**Raw records:**

>> BEGIN

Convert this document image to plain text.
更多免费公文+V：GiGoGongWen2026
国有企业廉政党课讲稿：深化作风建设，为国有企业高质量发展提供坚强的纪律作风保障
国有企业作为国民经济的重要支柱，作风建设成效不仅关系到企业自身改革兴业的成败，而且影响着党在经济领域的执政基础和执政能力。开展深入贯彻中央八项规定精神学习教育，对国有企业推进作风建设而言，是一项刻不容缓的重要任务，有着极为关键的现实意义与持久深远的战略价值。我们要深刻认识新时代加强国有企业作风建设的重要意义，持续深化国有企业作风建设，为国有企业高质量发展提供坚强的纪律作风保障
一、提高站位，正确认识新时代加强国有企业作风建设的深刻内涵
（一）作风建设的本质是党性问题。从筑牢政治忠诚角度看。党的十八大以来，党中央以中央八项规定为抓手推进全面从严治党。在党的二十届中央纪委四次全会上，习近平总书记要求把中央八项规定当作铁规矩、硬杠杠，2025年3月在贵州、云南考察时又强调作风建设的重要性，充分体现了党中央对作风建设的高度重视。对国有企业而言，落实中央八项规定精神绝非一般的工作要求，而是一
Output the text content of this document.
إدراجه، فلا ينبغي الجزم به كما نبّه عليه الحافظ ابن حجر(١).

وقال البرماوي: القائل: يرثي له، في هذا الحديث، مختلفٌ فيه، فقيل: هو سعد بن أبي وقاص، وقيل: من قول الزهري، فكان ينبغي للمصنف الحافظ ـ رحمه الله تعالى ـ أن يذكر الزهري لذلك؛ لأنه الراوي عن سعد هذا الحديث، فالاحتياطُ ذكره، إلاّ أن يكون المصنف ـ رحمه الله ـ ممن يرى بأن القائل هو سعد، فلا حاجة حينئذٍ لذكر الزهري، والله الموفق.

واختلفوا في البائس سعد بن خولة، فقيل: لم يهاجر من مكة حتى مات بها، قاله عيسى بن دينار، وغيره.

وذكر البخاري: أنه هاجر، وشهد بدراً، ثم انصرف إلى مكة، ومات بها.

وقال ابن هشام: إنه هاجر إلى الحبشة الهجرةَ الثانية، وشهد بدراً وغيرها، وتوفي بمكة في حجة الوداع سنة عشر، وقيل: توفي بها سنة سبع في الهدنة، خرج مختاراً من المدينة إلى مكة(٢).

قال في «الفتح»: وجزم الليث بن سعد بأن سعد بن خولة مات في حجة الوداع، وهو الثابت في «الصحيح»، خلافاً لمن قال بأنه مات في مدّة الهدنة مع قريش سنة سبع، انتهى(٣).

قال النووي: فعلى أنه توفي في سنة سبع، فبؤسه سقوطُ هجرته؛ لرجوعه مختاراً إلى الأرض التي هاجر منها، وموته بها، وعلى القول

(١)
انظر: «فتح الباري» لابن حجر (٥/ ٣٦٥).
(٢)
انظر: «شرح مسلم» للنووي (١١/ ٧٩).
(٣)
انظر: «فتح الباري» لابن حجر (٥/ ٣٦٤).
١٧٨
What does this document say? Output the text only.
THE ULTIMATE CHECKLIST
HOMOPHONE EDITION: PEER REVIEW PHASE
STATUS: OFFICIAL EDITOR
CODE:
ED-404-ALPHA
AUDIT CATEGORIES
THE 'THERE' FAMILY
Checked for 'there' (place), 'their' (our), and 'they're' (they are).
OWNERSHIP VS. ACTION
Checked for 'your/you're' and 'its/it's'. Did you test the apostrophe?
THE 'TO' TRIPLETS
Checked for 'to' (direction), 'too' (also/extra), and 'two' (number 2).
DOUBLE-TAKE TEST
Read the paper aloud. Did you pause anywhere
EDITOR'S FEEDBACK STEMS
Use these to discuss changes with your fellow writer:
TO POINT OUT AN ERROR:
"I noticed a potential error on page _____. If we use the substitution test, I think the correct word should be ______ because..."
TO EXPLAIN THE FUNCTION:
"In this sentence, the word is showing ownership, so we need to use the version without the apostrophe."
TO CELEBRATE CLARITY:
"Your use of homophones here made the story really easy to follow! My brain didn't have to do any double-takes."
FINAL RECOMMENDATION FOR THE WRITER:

>> END

**Stated goal:** Reproduce each record shown above without altering a single word.

**Written response:**
Convert this document image to plain text.
更多免费公文+V：GiGoGongWen2026
国有企业廉政党课讲稿：深化作风建设，为国有企业高质量发展提供坚强的纪律作风保障
国有企业作为国民经济的重要支柱，作风建设成效不仅关系到企业自身改革兴业的成败，而且影响着党在经济领域的执政基础和执政能力。开展深入贯彻中央八项规定精神学习教育，对国有企业推进作风建设而言，是一项刻不容缓的重要任务，有着极为关键的现实意义与持久深远的战略价值。我们要深刻认识新时代加强国有企业作风建设的重要意义，持续深化国有企业作风建设，为国有企业高质量发展提供坚强的纪律作风保障
一、提高站位，正确认识新时代加强国有企业作风建设的深刻内涵
（一）作风建设的本质是党性问题。从筑牢政治忠诚角度看。党的十八大以来，党中央以中央八项规定为抓手推进全面从严治党。在党的二十届中央纪委四次全会上，习近平总书记要求把中央八项规定当作铁规矩、硬杠杠，2025年3月在贵州、云南考察时又强调作风建设的重要性，充分体现了党中央对作风建设的高度重视。对国有企业而言，落实中央八项规定精神绝非一般的工作要求，而是一
Output the text content of this document.
إدراجه، فلا ينبغي الجزم به كما نبّه عليه الحافظ ابن حجر(١).

وقال البرماوي: القائل: يرثي له، في هذا الحديث، مختلفٌ فيه، فقيل: هو سعد بن أبي وقاص، وقيل: من قول الزهري، فكان ينبغي للمصنف الحافظ ـ رحمه الله تعالى ـ أن يذكر الزهري لذلك؛ لأنه الراوي عن سعد هذا الحديث، فالاحتياطُ ذكره، إلاّ أن يكون المصنف ـ رحمه الله ـ ممن يرى بأن القائل هو سعد، فلا حاجة حينئذٍ لذكر الزهري، والله الموفق.

واختلفوا في البائس سعد بن خولة، فقيل: لم يهاجر من مكة حتى مات بها، قاله عيسى بن دينار، وغيره.

وذكر البخاري: أنه هاجر، وشهد بدراً، ثم انصرف إلى مكة، ومات بها.

وقال ابن هشام: إنه هاجر إلى الحبشة الهجرةَ الثانية، وشهد بدراً وغيرها، وتوفي بمكة في حجة الوداع سنة عشر، وقيل: توفي بها سنة سبع في الهدنة، خرج مختاراً من المدينة إلى مكة(٢).

قال في «الفتح»: وجزم الليث بن سعد بأن سعد بن خولة مات في حجة الوداع، وهو الثابت في «الصحيح»، خلافاً لمن قال بأنه مات في مدّة الهدنة مع قريش سنة سبع، انتهى(٣).

قال النووي: فعلى أنه توفي في سنة سبع، فبؤسه سقوطُ هجرته؛ لرجوعه مختاراً إلى الأرض التي هاجر منها، وموته بها، وعلى القول

(١)
انظر: «فتح الباري» لابن حجر (٥/ ٣٦٥).
(٢)
انظر: «شرح مسلم» للنووي (١١/ ٧٩).
(٣)
انظر: «فتح الباري» لابن حجر (٥/ ٣٦٤).
١٧٨
What does this document say? Output the text only.
THE ULTIMATE CHECKLIST
HOMOPHONE EDITION: PEER REVIEW PHASE
STATUS: OFFICIAL EDITOR
CODE:
ED-404-ALPHA
AUDIT CATEGORIES
THE 'THERE' FAMILY
Checked for 'there' (place), 'their' (our), and 'they're' (they are).
OWNERSHIP VS. ACTION
Checked for 'your/you're' and 'its/it's'. Did you test the apostrophe?
THE 'TO' TRIPLETS
Checked for 'to' (direction), 'too' (also/extra), and 'two' (number 2).
DOUBLE-TAKE TEST
Read the paper aloud. Did you pause anywhere
EDITOR'S FEEDBACK STEMS
Use these to discuss changes with your fellow writer:
TO POINT OUT AN ERROR:
"I noticed a potential error on page _____. If we use the substitution test, I think the correct word should be ______ because..."
TO EXPLAIN THE FUNCTION:
"In this sentence, the word is showing ownership, so we need to use the version without the apostrophe."
TO CELEBRATE CLARITY:
"Your use of homophones here made the story really easy to follow! My brain didn't have to do any double-takes."
FINAL RECOMMENDATION FOR THE WRITER:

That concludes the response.